[Stored entries]
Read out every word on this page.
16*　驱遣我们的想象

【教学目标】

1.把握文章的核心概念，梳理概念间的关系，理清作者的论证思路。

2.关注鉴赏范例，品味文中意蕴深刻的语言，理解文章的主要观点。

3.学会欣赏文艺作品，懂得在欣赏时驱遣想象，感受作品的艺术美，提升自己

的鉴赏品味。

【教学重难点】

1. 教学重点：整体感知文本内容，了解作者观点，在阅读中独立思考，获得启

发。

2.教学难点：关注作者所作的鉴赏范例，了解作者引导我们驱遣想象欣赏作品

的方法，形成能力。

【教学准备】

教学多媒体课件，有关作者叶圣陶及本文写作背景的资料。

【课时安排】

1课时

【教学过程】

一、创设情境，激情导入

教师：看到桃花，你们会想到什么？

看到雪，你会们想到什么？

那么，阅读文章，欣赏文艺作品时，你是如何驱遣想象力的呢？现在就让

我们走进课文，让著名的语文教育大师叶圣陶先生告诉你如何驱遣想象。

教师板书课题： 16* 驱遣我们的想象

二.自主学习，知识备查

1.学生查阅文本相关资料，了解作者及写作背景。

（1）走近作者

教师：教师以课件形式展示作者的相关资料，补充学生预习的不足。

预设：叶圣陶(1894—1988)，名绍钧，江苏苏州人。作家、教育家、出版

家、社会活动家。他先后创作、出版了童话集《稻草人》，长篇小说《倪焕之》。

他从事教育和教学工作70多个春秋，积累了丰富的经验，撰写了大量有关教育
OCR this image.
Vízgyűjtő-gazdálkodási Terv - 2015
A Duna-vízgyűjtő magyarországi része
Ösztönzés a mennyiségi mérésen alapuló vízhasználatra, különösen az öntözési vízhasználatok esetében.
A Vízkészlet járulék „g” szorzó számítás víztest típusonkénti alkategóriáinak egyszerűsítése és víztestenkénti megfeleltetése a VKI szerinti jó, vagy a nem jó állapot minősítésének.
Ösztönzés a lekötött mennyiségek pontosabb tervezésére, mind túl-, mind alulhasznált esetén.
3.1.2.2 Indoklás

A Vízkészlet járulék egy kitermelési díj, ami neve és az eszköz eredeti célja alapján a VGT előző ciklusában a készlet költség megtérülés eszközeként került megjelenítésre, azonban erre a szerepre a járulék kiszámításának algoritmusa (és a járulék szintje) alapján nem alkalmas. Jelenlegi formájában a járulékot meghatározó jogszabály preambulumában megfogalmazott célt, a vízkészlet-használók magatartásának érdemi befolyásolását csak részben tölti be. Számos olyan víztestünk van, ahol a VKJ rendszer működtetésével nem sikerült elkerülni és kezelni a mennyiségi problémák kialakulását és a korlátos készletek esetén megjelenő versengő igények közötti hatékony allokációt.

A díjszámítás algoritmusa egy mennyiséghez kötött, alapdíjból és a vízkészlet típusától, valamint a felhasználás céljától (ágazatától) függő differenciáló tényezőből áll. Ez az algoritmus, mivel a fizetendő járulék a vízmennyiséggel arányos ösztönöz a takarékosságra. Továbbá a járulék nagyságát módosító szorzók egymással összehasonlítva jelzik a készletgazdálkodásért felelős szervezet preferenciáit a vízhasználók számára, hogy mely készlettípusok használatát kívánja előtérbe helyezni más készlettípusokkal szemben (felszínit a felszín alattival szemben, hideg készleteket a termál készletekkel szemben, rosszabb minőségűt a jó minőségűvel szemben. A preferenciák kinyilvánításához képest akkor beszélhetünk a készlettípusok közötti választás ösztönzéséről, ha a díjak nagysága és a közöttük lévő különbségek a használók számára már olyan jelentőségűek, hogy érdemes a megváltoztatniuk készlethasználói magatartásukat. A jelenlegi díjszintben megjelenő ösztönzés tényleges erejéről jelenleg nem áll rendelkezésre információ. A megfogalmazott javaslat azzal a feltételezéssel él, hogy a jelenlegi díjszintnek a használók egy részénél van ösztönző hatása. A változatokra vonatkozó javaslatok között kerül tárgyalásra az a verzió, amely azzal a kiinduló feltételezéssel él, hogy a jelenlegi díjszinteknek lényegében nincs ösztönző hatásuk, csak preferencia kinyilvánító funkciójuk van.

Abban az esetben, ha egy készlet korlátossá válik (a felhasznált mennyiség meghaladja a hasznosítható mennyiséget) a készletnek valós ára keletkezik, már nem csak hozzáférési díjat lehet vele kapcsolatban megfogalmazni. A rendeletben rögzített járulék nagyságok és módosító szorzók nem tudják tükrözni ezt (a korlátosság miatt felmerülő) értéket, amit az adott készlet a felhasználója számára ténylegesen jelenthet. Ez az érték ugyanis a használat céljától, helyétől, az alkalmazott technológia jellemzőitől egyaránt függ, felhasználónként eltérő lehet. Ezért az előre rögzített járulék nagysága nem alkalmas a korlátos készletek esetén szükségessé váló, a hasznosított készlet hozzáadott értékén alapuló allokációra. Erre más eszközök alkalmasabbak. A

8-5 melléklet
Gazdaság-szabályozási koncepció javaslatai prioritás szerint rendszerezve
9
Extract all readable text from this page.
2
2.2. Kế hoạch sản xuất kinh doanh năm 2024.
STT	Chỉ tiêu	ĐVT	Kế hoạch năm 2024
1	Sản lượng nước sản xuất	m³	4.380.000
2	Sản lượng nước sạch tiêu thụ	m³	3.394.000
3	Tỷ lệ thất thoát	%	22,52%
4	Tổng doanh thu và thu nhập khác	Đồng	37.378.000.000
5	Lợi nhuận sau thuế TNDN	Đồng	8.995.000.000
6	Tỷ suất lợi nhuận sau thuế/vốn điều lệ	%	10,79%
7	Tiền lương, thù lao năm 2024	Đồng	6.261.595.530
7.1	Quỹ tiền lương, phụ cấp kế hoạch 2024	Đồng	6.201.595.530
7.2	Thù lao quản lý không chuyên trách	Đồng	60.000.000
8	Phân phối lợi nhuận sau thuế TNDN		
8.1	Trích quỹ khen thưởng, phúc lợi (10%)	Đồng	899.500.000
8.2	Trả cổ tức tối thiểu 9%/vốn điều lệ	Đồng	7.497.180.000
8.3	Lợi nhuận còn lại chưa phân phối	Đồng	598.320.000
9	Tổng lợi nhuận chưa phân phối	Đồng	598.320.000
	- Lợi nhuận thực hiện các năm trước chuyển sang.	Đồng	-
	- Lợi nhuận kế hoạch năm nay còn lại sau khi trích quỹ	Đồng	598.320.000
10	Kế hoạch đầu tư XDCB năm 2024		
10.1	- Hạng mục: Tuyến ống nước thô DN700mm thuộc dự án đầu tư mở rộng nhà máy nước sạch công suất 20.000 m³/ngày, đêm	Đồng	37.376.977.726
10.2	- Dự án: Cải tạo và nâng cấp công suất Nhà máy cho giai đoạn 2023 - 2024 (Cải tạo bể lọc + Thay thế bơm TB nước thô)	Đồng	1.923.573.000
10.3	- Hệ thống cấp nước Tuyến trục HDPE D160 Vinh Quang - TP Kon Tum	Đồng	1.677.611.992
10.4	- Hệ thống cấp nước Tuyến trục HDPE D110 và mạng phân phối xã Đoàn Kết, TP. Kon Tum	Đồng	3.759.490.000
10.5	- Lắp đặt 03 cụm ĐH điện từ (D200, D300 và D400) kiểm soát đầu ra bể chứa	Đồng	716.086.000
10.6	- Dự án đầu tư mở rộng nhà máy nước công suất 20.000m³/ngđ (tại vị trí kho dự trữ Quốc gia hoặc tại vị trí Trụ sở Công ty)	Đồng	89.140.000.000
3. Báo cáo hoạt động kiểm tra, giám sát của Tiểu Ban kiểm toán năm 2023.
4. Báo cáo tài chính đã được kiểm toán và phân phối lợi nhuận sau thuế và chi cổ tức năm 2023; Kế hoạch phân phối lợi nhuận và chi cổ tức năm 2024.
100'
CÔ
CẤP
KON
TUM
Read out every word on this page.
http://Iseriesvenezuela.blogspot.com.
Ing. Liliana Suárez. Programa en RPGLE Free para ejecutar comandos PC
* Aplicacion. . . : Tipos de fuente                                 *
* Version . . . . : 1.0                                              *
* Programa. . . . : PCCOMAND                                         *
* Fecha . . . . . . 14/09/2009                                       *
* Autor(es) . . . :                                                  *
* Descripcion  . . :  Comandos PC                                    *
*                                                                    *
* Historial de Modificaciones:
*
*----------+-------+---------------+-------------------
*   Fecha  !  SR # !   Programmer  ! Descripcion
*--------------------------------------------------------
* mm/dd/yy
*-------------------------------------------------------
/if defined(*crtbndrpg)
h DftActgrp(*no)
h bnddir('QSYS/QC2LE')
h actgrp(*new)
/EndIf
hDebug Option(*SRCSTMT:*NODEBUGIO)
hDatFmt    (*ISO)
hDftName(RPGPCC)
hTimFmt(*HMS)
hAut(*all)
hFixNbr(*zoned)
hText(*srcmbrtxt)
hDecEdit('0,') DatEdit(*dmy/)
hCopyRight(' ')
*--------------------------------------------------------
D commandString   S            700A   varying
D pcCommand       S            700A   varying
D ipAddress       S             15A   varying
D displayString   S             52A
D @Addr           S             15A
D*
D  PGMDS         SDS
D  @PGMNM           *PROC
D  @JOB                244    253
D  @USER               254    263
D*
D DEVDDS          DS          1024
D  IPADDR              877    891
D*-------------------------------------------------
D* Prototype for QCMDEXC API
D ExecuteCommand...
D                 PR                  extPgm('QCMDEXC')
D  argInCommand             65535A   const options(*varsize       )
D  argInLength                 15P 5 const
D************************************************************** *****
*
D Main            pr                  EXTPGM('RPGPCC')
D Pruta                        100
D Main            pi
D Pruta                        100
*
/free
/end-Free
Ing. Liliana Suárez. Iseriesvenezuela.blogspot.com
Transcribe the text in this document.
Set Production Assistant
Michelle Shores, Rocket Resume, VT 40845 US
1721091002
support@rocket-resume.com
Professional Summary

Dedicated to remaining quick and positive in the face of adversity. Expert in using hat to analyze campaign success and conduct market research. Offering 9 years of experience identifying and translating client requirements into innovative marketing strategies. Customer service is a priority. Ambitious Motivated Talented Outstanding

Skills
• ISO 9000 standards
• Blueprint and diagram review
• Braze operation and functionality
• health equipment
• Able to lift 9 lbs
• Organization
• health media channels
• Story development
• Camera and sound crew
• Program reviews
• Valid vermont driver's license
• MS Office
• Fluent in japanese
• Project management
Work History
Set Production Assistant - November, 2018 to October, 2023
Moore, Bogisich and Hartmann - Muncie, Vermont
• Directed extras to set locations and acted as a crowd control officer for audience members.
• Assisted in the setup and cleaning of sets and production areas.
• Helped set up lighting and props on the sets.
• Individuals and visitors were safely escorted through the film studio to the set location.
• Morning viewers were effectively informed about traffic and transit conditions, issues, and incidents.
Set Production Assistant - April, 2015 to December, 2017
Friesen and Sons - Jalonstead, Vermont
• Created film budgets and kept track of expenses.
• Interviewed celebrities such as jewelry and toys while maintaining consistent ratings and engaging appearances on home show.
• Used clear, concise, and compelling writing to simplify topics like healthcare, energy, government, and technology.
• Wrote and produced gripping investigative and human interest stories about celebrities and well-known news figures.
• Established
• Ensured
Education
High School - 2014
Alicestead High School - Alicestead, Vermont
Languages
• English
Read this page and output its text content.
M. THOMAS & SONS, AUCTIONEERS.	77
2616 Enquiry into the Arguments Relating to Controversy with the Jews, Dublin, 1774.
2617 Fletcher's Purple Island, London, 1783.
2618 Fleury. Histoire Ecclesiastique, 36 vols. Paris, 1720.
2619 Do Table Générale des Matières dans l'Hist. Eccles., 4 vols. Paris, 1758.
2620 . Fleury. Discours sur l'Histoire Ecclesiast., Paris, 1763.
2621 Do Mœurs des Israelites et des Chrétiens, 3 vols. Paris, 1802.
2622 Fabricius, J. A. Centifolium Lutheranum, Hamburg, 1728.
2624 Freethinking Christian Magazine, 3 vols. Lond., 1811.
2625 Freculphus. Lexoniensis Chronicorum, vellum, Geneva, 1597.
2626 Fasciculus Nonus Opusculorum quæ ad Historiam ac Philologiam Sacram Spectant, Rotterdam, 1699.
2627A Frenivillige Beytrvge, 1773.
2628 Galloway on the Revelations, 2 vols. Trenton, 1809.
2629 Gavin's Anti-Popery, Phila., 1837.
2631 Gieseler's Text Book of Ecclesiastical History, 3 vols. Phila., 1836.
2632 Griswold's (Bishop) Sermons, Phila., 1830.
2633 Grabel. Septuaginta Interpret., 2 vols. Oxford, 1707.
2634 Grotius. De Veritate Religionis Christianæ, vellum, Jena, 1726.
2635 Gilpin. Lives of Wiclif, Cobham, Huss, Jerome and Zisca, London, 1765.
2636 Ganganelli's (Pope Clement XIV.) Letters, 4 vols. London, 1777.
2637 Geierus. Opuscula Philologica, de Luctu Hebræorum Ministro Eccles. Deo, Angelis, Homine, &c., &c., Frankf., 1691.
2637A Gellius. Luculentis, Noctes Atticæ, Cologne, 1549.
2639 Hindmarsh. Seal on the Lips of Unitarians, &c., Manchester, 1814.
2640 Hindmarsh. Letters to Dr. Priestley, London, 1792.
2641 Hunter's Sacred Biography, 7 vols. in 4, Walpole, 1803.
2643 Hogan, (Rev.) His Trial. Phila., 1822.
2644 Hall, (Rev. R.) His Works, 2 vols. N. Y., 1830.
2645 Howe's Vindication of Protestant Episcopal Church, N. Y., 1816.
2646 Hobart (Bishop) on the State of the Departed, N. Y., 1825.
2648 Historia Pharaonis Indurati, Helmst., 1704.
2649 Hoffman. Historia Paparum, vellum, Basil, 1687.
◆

GIVEN INSTRUCTION
Collect the lines that hold "High".

ANSWER TO THIS TASK
High School - 2014
Alicestead High School - Alicestead, Vermont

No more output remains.